* Tareas del ejercicio
• A. Resume en dos oraciones el texto sobre el cine y la trascendencia.
• B. Duplica sin ningún cambio las líneas del listado, empezando por su primera línea y terminando en la línea que contiene "child-icon — [2008, 732, 2046, 836]", ambas incluidas.

Hoy tenemos mucho de esto en el buen cine, que combina el lenguaje simbólico del icono y la narración. Escribe Bruno Forte que el cine junta “el icono con su fuerza evocativa y la narración con su potencialidad de historia abierta y contagiosa” (cf. En el umbral de la belleza, Valencia, 2004). La narración transmite e inserta en la experiencia de lo narrado, y suscita el interés con la ayuda de la argumentación.
El cine vive de iconos en sucesión continua. Por eso es apto para abrir a la trascendencia –mantiene este autor–, a condición de que respete un doble no: no a manifestar la vida como algo cerrado en sí mismo que reduzca la dignidad humana a las necesidades y apetitos; y a la vez no a reducir uno de los dos polos, lo humano o lo divino (tan malo es un mensaje espiritualista que anule lo humano como la reducción de lo divino a una ideología humana). En suma, el cine que busca presentar los valores humanos abiertos a la trascendencia debe evitar tanto decir demasiado como decir demasiado poco (cf. Ibid.). Todo esto es posible hacerlo en una película no explícitamente religiosa. Más aún, a veces lo unívocamente religioso empalaga y estropea lo humano, y cierra “por exceso” el camino hacia el Misterio.

Registros de una colección:
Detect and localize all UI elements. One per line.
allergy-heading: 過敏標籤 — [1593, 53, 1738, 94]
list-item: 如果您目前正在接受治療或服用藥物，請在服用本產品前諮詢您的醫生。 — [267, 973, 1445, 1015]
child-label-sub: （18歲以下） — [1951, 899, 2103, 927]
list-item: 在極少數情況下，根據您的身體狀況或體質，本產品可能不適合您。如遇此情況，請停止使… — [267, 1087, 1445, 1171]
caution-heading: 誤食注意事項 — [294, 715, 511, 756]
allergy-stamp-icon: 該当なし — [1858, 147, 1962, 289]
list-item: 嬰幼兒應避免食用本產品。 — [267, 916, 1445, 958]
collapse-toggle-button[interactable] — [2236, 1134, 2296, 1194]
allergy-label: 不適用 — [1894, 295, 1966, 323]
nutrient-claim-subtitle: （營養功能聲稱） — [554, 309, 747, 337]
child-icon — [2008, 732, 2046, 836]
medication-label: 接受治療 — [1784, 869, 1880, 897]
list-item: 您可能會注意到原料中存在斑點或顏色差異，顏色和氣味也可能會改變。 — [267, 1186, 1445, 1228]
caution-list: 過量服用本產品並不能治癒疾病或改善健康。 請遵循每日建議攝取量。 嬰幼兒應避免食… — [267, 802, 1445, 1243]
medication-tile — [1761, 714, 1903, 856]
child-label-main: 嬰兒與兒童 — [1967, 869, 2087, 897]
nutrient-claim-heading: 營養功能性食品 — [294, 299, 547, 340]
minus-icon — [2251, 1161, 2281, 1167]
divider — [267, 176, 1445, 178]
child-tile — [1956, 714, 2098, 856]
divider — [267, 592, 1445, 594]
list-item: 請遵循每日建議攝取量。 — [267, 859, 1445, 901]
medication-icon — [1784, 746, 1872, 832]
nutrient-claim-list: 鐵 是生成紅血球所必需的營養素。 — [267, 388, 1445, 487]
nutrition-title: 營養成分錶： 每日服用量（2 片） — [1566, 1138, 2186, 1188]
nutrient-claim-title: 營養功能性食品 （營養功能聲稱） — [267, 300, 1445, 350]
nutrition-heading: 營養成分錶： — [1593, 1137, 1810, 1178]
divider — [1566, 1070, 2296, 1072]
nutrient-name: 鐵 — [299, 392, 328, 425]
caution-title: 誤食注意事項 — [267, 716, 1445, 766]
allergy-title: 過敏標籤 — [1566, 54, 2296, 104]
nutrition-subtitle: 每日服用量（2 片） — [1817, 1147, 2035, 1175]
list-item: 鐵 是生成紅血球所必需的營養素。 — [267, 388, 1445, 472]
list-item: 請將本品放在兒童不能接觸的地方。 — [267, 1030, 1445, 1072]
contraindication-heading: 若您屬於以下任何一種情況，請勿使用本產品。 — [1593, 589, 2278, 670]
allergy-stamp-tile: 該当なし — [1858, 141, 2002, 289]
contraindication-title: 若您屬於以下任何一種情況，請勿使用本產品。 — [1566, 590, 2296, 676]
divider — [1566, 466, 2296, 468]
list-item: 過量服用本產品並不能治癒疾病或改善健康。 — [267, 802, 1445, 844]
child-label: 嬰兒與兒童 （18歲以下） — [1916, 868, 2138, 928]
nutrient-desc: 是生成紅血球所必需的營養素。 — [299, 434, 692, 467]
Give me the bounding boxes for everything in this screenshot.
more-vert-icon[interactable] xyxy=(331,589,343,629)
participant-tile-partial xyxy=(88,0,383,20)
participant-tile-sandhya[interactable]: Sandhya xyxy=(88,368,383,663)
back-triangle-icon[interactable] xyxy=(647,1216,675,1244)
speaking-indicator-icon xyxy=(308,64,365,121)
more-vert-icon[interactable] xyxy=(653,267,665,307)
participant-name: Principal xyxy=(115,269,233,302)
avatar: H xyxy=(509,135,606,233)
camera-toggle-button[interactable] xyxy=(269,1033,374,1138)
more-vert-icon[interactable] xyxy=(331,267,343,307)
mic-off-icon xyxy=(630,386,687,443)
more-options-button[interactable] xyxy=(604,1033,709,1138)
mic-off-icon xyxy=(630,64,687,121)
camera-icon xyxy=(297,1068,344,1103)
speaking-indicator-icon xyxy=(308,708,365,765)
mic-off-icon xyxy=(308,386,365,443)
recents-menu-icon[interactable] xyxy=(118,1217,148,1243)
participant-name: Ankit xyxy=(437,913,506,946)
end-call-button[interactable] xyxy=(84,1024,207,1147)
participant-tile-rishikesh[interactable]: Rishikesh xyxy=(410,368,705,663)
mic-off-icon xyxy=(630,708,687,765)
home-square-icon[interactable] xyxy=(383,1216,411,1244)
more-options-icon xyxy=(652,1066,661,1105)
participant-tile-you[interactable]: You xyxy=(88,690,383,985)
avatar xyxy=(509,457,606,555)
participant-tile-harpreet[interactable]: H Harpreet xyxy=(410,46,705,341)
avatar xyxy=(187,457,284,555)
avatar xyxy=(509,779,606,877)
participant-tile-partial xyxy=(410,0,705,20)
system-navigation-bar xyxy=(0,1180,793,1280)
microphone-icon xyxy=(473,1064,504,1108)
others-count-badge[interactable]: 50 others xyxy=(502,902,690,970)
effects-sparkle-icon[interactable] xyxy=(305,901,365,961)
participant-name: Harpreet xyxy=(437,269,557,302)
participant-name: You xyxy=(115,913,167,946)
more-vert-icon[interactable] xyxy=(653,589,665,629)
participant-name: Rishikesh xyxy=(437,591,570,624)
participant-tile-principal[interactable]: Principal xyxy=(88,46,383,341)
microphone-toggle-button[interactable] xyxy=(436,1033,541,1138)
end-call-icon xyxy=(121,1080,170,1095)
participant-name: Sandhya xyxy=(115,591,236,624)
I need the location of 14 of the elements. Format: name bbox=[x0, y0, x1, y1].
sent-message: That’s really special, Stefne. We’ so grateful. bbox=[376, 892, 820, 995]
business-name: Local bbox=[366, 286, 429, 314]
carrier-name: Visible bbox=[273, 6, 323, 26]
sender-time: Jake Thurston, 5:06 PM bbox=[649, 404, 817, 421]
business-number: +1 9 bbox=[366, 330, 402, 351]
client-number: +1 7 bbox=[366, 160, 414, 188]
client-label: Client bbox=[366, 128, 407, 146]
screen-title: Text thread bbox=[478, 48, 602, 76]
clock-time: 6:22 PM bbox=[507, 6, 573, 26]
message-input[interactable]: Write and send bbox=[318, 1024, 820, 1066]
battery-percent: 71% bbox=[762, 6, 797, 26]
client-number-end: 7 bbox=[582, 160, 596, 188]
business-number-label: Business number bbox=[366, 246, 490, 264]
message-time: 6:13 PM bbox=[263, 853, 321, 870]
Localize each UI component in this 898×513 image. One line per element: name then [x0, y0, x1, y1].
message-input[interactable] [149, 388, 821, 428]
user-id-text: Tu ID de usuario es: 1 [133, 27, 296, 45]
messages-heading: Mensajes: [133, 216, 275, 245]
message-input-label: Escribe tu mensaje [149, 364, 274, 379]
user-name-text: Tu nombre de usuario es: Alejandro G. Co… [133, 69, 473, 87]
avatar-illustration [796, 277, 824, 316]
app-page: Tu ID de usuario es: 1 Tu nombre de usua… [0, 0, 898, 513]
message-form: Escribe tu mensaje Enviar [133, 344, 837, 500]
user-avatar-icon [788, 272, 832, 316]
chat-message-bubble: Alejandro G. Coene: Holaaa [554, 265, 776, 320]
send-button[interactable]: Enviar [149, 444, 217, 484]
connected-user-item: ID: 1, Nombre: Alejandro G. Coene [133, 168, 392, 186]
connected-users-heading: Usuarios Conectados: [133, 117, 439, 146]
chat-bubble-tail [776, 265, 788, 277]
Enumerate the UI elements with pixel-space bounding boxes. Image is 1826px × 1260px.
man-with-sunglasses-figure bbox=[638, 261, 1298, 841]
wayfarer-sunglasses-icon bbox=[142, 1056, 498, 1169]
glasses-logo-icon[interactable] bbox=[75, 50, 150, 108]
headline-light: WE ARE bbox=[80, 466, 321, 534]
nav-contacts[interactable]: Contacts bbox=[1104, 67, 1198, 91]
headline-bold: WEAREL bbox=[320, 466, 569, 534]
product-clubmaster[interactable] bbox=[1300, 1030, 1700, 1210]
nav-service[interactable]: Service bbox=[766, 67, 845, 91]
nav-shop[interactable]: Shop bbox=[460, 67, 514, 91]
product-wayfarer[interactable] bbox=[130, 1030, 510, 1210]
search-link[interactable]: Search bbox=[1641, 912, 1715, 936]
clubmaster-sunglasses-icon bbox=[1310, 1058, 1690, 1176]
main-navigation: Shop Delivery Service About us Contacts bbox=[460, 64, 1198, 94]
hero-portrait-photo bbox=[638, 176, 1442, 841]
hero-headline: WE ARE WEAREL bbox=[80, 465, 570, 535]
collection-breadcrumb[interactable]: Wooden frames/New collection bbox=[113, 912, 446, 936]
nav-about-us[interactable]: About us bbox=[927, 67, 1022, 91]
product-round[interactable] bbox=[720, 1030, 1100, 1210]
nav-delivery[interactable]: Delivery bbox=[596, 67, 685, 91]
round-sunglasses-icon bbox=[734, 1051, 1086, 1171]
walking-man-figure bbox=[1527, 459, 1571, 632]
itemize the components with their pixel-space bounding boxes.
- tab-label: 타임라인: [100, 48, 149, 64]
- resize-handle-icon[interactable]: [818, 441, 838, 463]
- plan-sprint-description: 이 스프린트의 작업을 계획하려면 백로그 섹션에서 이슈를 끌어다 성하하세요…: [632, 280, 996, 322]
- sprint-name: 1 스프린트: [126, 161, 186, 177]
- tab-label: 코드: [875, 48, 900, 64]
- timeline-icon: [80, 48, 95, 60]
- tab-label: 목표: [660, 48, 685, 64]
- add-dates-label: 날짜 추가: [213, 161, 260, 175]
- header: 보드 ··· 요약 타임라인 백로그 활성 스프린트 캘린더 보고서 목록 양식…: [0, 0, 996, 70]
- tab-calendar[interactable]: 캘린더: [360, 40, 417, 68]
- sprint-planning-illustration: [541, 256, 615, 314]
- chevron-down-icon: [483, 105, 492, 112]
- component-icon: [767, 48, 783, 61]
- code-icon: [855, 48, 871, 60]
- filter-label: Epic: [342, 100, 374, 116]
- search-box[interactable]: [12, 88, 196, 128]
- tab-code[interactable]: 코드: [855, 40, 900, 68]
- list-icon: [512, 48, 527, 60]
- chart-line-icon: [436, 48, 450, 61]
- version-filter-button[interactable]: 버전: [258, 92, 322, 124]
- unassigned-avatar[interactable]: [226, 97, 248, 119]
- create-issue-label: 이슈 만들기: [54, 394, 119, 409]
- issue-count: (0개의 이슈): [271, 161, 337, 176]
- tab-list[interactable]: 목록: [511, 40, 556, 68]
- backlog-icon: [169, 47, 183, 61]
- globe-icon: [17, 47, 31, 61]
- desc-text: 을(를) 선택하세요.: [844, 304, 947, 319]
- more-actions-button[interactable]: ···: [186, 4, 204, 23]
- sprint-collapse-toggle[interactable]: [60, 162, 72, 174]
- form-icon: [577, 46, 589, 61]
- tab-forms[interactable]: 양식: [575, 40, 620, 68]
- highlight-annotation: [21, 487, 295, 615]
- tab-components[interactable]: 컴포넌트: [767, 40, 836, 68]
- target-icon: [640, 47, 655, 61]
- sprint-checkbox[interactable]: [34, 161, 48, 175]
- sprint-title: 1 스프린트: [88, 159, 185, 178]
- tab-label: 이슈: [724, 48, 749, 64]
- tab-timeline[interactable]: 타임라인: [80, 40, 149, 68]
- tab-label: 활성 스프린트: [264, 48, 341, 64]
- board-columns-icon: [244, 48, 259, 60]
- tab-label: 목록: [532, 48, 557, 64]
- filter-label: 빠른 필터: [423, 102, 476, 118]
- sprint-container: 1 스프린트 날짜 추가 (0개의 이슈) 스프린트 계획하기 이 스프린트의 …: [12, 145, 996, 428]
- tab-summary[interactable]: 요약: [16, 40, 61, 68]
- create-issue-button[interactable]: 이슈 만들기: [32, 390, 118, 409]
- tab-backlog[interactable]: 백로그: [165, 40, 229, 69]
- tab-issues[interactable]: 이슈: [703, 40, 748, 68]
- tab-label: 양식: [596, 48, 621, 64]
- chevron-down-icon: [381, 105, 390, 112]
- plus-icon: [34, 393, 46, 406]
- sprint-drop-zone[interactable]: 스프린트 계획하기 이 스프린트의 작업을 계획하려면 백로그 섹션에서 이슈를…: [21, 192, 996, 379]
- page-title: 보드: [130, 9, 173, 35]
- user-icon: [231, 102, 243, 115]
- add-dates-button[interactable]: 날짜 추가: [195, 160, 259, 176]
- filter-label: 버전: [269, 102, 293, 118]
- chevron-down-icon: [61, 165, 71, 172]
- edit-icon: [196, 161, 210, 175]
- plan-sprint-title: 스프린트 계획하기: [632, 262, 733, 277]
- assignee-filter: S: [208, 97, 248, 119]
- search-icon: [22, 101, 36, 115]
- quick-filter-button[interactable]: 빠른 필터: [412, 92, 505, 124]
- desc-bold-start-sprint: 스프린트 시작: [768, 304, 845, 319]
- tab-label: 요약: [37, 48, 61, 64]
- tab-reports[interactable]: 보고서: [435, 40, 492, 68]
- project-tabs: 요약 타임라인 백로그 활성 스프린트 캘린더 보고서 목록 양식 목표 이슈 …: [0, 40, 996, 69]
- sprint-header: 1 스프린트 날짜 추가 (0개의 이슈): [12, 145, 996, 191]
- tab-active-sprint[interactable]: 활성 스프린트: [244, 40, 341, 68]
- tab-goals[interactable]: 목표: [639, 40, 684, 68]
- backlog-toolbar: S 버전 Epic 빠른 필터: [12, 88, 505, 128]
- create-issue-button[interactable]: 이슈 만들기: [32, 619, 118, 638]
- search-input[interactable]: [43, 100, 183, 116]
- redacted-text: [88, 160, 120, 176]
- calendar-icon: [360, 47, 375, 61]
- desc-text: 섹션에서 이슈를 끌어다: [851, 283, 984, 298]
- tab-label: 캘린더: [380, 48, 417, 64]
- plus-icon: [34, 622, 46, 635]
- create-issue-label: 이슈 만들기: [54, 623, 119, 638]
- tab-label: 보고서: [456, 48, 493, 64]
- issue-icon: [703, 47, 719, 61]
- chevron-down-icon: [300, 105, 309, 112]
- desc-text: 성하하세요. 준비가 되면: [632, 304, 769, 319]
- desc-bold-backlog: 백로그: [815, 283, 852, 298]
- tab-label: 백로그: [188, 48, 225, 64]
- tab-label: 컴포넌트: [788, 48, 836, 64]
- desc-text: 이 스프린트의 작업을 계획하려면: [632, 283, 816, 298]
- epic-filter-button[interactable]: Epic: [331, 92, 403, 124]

* Resultados
• A. Según Bruno Forte, el cine une la fuerza evocativa del icono con la narración y puede abrir a la trascendencia si no presenta la vida como algo cerrado en sí mismo ni reduce lo humano o lo divino. Para lograrlo debe evitar tanto decir demasiado como decir demasiado poco, algo posible incluso en una película no explícitamente religiosa.

• B.
Detect and localize all UI elements. One per line.
allergy-heading: 過敏標籤 — [1593, 53, 1738, 94]
list-item: 如果您目前正在接受治療或服用藥物，請在服用本產品前諮詢您的醫生。 — [267, 973, 1445, 1015]
child-label-sub: （18歲以下） — [1951, 899, 2103, 927]
list-item: 在極少數情況下，根據您的身體狀況或體質，本產品可能不適合您。如遇此情況，請停止使… — [267, 1087, 1445, 1171]
caution-heading: 誤食注意事項 — [294, 715, 511, 756]
allergy-stamp-icon: 該当なし — [1858, 147, 1962, 289]
list-item: 嬰幼兒應避免食用本產品。 — [267, 916, 1445, 958]
collapse-toggle-button[interactable] — [2236, 1134, 2296, 1194]
allergy-label: 不適用 — [1894, 295, 1966, 323]
nutrient-claim-subtitle: （營養功能聲稱） — [554, 309, 747, 337]
child-icon — [2008, 732, 2046, 836]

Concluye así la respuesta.